Segment Start: Document text

Too bad to be true: How “Handbook for Mortals” fell from the NY Times Bestseller list


Image: Marianna Bacallao

The fiction section of the Mercer Bookstore.

Marianna Bacallao, Photo Editor

“The Hate U Give” by Angie Thomas had topped the New York Times Young Adult Bestseller list for six consecutive months, until an unknown author’s debut novel bumped Thomas down to number two. The only problem? No one had even heard of “Handbook for Mortals,” a supernatural romance about a Las Vegas magicians love triangle.

“Handbook for Mortals” is a first for both author Lani Sarem and publishing company GeekNation. It currently has a 1.2 out of 5 on Goodreads and 10 percent on approval rate by Google users while “The Hate U Give,” a politically charged novel about a black teen witnessing a police officer murder her friend, has a 4.6 out of 5, a 94 percent approval rate and a movie deal in the works.  

Young Adult writer and freelance editor Phil Stamper first noted the suspicious circumstance around the book’s ascension on the New York Times’ list.

“I find it… strange that a mediocre website can decide it wants to be a publisher, and one month later hit #1 on the NYT Bestsellers list,” said Stamper on Twitter.  

Stamper also went on to say that several bookstore employees had direct messaged him on Twitter, telling him that people had been calling their stores, claiming that it was being adapted into a movie and ordering large quantities of the book—5,000 copies to be exact—the goal that most books on the New York Times’ Bestsellers list hit.

Segment End: Document text

Work request:
Pick up the article on the fall of "Handbook for Mortals" from the New York Times list and continue it after its final paragraph, the one about bookstore employees messaging Stamper.

Segment Start: Data listing

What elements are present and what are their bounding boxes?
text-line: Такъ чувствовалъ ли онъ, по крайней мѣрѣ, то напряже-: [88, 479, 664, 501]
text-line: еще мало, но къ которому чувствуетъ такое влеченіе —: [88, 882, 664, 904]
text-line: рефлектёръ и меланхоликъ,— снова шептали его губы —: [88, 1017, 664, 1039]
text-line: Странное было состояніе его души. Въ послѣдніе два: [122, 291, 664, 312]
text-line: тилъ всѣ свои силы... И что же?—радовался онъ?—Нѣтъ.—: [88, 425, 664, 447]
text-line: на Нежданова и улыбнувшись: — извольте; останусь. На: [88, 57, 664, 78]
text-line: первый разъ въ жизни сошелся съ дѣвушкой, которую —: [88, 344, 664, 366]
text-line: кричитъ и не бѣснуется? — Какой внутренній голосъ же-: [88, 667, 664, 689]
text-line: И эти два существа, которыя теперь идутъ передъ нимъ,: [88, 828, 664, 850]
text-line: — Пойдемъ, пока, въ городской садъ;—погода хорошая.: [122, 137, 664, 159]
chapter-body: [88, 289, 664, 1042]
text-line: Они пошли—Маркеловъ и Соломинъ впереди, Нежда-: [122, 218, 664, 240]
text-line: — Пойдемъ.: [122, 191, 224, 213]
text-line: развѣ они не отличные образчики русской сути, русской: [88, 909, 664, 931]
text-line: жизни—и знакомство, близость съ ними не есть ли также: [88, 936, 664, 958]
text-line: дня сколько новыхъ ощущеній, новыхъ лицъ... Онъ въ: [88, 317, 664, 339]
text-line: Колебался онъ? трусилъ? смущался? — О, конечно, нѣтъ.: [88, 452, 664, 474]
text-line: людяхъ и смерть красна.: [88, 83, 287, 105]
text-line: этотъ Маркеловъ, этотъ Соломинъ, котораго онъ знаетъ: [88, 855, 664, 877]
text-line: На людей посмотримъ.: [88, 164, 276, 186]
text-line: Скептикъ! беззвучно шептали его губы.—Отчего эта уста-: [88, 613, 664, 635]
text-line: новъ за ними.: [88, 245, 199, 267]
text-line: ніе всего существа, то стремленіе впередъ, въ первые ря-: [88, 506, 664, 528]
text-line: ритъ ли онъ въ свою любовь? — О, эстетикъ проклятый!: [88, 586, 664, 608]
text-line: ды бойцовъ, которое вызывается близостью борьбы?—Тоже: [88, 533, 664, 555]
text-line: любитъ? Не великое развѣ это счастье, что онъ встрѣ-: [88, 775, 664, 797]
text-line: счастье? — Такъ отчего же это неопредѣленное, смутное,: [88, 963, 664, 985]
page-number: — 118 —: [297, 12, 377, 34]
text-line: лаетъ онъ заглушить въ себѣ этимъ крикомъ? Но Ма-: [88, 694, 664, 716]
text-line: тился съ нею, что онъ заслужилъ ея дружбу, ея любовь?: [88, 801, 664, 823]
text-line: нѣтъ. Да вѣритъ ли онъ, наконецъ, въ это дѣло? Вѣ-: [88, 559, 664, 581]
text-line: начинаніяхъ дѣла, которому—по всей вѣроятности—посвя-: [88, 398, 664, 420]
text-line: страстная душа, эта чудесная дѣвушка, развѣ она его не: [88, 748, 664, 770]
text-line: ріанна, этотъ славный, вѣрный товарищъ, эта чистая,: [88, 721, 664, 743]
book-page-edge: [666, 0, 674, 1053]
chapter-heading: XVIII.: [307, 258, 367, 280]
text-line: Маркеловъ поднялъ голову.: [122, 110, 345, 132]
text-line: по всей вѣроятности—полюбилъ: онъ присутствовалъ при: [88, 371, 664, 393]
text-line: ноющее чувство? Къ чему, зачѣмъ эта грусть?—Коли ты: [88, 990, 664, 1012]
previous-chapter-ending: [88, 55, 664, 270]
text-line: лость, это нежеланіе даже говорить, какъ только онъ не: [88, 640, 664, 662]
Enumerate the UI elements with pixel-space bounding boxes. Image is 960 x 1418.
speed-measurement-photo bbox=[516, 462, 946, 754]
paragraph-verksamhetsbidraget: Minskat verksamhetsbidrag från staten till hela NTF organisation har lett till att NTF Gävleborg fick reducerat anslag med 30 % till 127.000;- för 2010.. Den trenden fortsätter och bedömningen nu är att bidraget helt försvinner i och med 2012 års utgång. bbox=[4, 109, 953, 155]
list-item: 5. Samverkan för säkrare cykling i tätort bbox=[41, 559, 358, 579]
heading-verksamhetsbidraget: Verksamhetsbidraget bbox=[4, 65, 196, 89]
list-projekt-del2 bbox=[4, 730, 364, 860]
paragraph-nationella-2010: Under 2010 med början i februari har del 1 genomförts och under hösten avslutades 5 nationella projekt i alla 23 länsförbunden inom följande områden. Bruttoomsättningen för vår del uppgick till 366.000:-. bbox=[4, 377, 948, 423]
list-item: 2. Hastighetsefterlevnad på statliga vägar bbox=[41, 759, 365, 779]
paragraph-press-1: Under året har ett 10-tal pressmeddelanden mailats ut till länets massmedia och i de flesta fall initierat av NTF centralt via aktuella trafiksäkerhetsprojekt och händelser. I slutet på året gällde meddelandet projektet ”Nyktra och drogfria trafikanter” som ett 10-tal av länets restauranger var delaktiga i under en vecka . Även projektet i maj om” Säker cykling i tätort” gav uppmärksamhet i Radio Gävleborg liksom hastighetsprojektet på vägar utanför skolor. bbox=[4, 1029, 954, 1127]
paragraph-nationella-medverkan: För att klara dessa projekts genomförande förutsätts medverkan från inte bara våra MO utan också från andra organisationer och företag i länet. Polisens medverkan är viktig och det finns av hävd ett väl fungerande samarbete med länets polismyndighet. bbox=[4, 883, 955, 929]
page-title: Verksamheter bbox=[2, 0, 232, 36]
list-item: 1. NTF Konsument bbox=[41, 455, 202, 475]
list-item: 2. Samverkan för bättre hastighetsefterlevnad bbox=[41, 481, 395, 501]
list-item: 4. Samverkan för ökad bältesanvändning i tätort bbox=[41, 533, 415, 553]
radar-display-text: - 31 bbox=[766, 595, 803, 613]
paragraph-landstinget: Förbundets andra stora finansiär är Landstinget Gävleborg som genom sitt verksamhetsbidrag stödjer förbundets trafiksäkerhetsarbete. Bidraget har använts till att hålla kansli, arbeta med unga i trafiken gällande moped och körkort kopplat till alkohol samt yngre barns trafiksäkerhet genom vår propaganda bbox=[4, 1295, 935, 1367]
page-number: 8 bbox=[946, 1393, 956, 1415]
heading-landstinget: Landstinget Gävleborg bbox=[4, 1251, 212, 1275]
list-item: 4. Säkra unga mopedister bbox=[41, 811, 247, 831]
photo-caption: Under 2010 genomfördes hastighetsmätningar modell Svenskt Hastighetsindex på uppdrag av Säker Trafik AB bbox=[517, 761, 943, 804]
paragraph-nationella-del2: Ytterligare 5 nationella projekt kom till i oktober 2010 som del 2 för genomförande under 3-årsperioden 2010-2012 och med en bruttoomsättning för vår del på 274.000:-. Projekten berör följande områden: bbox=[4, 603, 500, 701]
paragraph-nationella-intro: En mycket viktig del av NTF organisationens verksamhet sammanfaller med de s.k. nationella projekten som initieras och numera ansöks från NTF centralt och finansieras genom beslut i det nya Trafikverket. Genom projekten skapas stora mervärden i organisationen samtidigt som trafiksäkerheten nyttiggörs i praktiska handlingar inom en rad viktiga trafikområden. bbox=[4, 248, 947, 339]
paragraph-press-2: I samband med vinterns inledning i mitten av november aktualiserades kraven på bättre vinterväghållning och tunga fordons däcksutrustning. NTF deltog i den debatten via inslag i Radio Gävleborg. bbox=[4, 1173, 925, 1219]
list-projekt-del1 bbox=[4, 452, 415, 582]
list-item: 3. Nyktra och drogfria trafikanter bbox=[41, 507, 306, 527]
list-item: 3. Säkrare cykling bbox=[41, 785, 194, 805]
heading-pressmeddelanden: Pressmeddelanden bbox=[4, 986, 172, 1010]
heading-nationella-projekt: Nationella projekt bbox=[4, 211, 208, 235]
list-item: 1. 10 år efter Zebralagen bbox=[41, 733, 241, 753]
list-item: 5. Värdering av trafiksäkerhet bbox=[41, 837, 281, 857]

Segment End: Data listing

Response area:
Sarem used to be a music manager for the band Blues Traveler. Once news of Sarem allegedly fabricating sales broke, their official twitter spoke out about it and then deleted the tweet soon after.

“We fired her for these kind of stunts. Her sense of denial is staggering,” said Blue Traveler’s tweet.

The actual book was compared to excerpts of “My Immortal,” a 2008 Harry Potter fan fiction that gained notoriety for its typos, plot holes and all around terrible writing. There was enough speculation that Lani Sarem wrote “My Immortal,” that it forced the actual author out of hiding.

“Because I’ve received several messages asking this, and predict I may receive more, I’ll answer it here. No, I am not Lani Sarem. Really bad fiction simply tends to read the same,” she posted on her old LiveJournal account.

“Handbook for Mortals” has since been retracted from the New York Time’s Bestseller list.